Report how many lines of the records below include the word "AMSEAS". Give nothing but the number.

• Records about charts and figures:
⟨

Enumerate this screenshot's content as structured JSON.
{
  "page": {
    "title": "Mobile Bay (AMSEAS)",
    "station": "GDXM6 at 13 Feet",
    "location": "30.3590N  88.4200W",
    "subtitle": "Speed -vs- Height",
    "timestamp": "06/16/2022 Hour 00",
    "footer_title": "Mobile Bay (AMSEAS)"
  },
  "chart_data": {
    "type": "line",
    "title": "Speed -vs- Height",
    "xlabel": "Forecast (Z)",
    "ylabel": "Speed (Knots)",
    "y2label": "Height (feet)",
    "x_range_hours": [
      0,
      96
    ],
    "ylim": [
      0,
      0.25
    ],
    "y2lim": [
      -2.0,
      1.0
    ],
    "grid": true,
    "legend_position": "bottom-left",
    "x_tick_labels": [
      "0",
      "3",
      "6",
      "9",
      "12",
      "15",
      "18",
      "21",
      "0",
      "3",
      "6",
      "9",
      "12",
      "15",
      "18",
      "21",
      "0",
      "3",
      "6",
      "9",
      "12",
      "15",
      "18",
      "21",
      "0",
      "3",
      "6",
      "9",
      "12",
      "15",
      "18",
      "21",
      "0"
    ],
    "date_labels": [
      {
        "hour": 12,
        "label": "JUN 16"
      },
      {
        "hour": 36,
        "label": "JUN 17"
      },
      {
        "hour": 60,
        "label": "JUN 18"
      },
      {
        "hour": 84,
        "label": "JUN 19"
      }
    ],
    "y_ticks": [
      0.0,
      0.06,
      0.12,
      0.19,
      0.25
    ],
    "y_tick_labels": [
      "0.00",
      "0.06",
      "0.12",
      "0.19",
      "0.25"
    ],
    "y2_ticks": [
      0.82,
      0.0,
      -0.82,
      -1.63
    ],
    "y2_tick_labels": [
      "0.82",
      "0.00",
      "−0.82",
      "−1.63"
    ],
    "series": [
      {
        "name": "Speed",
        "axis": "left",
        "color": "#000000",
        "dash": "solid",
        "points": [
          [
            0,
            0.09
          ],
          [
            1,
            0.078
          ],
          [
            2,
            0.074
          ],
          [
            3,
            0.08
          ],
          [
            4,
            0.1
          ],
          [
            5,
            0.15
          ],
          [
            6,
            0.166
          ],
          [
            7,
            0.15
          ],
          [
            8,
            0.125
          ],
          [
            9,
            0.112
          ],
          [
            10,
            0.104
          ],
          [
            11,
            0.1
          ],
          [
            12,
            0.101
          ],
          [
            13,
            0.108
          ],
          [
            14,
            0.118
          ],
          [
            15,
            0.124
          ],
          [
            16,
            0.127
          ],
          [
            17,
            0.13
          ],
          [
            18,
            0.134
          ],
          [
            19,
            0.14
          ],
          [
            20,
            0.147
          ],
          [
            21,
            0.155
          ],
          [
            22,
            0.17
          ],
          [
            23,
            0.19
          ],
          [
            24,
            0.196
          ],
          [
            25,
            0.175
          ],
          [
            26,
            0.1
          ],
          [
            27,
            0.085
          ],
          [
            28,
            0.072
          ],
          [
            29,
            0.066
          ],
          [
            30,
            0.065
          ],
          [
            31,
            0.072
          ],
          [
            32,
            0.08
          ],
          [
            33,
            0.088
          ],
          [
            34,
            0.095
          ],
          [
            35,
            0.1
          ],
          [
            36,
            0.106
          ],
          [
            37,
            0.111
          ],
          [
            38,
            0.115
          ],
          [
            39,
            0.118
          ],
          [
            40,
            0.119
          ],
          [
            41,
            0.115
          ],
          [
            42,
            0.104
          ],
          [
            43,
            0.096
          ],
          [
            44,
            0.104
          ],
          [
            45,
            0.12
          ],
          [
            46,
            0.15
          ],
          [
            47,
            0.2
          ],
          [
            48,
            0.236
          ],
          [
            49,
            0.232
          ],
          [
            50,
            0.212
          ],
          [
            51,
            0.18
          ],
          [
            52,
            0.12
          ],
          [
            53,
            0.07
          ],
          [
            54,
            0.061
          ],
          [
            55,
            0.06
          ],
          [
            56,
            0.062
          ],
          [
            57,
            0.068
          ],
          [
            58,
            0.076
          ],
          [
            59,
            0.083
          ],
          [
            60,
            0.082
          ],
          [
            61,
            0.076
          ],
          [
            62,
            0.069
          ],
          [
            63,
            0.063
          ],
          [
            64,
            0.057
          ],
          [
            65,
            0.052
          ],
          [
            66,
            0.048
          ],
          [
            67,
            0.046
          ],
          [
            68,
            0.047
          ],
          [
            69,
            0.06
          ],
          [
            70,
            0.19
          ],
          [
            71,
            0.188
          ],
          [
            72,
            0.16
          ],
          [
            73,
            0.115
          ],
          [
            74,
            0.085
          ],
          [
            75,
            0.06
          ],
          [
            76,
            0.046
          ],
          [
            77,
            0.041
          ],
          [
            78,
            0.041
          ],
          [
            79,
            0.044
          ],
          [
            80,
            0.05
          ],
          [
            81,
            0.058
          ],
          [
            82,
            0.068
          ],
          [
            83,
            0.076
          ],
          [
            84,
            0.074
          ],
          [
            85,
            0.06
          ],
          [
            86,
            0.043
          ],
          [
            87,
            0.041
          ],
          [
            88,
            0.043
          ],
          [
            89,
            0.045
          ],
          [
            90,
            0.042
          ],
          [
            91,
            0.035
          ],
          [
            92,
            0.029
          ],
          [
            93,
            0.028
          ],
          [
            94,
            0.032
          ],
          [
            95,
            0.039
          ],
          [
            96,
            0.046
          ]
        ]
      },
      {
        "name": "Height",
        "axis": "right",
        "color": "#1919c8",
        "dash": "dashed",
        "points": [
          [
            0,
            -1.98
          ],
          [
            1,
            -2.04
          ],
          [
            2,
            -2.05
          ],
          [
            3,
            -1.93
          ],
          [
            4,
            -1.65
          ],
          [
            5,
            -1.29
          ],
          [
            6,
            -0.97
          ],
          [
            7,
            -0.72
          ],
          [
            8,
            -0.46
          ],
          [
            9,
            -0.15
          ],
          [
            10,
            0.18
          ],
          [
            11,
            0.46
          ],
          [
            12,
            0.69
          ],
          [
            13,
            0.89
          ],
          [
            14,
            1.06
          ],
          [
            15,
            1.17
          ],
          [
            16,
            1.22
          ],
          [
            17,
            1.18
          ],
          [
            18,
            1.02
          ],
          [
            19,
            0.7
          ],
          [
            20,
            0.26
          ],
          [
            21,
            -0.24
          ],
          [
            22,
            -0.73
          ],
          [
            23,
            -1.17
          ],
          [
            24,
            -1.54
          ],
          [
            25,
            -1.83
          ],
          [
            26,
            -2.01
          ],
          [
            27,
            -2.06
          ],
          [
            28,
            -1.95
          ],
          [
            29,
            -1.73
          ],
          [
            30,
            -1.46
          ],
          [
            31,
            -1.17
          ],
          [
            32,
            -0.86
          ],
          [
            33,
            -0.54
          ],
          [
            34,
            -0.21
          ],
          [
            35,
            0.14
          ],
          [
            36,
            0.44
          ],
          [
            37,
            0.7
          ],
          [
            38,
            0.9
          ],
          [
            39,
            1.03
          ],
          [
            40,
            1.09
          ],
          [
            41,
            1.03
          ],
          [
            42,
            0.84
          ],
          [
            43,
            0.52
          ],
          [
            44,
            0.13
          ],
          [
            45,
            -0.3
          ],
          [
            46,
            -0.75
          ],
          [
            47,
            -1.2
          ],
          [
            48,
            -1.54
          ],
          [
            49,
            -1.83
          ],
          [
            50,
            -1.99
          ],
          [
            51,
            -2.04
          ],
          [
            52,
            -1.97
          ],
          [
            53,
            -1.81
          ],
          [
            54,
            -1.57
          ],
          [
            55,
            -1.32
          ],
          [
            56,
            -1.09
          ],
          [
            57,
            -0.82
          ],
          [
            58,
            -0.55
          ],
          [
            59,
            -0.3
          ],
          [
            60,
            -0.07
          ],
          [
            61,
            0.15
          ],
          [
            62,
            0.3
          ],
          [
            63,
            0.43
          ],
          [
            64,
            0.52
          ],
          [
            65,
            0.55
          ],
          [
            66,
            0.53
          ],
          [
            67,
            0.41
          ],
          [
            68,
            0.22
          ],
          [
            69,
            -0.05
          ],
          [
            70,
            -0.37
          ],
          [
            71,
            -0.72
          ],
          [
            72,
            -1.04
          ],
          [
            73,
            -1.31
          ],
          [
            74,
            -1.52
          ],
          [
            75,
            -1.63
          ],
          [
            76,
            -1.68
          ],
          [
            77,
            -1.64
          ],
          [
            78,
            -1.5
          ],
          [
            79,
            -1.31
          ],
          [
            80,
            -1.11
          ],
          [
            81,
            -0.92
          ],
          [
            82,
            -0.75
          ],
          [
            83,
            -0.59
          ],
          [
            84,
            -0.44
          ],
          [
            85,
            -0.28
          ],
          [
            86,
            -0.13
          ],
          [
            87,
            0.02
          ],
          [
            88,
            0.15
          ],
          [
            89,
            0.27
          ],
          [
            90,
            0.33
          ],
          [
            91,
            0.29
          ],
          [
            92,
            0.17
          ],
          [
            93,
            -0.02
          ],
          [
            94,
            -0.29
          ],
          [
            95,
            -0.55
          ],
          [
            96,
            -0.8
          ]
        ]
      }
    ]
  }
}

⟩

• Response to this task: 2